Collection entries:
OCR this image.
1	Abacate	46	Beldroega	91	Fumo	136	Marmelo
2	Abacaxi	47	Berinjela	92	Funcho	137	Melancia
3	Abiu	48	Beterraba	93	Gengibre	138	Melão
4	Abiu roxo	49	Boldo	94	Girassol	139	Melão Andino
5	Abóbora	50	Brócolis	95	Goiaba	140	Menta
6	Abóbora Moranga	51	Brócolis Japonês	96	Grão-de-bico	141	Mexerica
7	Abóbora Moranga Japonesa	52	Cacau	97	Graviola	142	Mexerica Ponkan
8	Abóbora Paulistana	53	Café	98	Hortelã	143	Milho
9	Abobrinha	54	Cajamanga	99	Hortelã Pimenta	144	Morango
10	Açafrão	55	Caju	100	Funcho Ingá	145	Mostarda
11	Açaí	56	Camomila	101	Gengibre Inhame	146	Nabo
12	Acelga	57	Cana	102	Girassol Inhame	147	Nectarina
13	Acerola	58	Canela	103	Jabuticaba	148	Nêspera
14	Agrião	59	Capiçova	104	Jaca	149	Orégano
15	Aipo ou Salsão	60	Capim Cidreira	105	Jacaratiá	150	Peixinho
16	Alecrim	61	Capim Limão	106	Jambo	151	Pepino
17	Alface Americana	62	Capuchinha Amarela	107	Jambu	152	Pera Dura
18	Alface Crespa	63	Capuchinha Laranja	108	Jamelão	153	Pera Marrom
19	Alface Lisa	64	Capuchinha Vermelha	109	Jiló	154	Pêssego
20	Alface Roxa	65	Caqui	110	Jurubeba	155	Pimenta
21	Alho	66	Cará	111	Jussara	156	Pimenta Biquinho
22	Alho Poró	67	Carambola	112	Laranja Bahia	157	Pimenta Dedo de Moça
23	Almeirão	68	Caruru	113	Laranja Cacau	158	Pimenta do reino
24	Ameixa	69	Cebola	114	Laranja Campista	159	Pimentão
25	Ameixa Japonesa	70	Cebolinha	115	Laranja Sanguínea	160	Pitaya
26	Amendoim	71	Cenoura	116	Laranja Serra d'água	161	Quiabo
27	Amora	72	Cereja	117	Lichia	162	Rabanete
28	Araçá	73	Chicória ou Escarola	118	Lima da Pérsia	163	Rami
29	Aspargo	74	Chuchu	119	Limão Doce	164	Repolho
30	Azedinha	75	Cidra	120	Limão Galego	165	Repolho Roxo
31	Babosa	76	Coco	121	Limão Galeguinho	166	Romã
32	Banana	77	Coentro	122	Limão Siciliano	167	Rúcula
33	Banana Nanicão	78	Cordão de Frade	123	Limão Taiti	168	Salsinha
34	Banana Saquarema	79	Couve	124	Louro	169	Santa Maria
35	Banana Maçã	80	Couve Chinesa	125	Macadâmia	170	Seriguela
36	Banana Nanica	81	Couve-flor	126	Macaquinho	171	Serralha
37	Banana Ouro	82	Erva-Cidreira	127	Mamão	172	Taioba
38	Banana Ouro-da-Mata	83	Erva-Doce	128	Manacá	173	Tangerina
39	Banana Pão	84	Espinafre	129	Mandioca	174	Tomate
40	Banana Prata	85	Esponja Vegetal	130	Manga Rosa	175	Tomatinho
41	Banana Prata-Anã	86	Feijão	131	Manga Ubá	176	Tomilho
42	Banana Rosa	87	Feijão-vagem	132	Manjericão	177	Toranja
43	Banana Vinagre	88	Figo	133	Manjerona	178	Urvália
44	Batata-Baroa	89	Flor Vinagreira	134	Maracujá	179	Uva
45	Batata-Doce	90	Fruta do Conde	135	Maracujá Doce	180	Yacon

▶ GIVEN PROBLEM
Extract the listing in its entirety and repeat it exactly.

▶ THE OUTPUT
OCR this image.
1	Abacate	46	Beldroega	91	Fumo	136	Marmelo
2	Abacaxi	47	Berinjela	92	Funcho	137	Melancia
3	Abiu	48	Beterraba	93	Gengibre	138	Melão
4	Abiu roxo	49	Boldo	94	Girassol	139	Melão Andino
5	Abóbora	50	Brócolis	95	Goiaba	140	Menta
6	Abóbora Moranga	51	Brócolis Japonês	96	Grão-de-bico	141	Mexerica
7	Abóbora Moranga Japonesa	52	Cacau	97	Graviola	142	Mexerica Ponkan
8	Abóbora Paulistana	53	Café	98	Hortelã	143	Milho
9	Abobrinha	54	Cajamanga	99	Hortelã Pimenta	144	Morango
10	Açafrão	55	Caju	100	Funcho Ingá	145	Mostarda
11	Açaí	56	Camomila	101	Gengibre Inhame	146	Nabo
12	Acelga	57	Cana	102	Girassol Inhame	147	Nectarina
13	Acerola	58	Canela	103	Jabuticaba	148	Nêspera
14	Agrião	59	Capiçova	104	Jaca	149	Orégano
15	Aipo ou Salsão	60	Capim Cidreira	105	Jacaratiá	150	Peixinho
16	Alecrim	61	Capim Limão	106	Jambo	151	Pepino
17	Alface Americana	62	Capuchinha Amarela	107	Jambu	152	Pera Dura
18	Alface Crespa	63	Capuchinha Laranja	108	Jamelão	153	Pera Marrom
19	Alface Lisa	64	Capuchinha Vermelha	109	Jiló	154	Pêssego
20	Alface Roxa	65	Caqui	110	Jurubeba	155	Pimenta
21	Alho	66	Cará	111	Jussara	156	Pimenta Biquinho
22	Alho Poró	67	Carambola	112	Laranja Bahia	157	Pimenta Dedo de Moça
23	Almeirão	68	Caruru	113	Laranja Cacau	158	Pimenta do reino
24	Ameixa	69	Cebola	114	Laranja Campista	159	Pimentão
25	Ameixa Japonesa	70	Cebolinha	115	Laranja Sanguínea	160	Pitaya
26	Amendoim	71	Cenoura	116	Laranja Serra d'água	161	Quiabo
27	Amora	72	Cereja	117	Lichia	162	Rabanete
28	Araçá	73	Chicória ou Escarola	118	Lima da Pérsia	163	Rami
29	Aspargo	74	Chuchu	119	Limão Doce	164	Repolho
30	Azedinha	75	Cidra	120	Limão Galego	165	Repolho Roxo
31	Babosa	76	Coco	121	Limão Galeguinho	166	Romã
32	Banana	77	Coentro	122	Limão Siciliano	167	Rúcula
33	Banana Nanicão	78	Cordão de Frade	123	Limão Taiti	168	Salsinha
34	Banana Saquarema	79	Couve	124	Louro	169	Santa Maria
35	Banana Maçã	80	Couve Chinesa	125	Macadâmia	170	Seriguela
36	Banana Nanica	81	Couve-flor	126	Macaquinho	171	Serralha
37	Banana Ouro	82	Erva-Cidreira	127	Mamão	172	Taioba
38	Banana Ouro-da-Mata	83	Erva-Doce	128	Manacá	173	Tangerina
39	Banana Pão	84	Espinafre	129	Mandioca	174	Tomate
40	Banana Prata	85	Esponja Vegetal	130	Manga Rosa	175	Tomatinho
41	Banana Prata-Anã	86	Feijão	131	Manga Ubá	176	Tomilho
42	Banana Rosa	87	Feijão-vagem	132	Manjericão	177	Toranja
43	Banana Vinagre	88	Figo	133	Manjerona	178	Urvália
44	Batata-Baroa	89	Flor Vinagreira	134	Maracujá	179	Uva
45	Batata-Doce	90	Fruta do Conde	135	Maracujá Doce	180	Yacon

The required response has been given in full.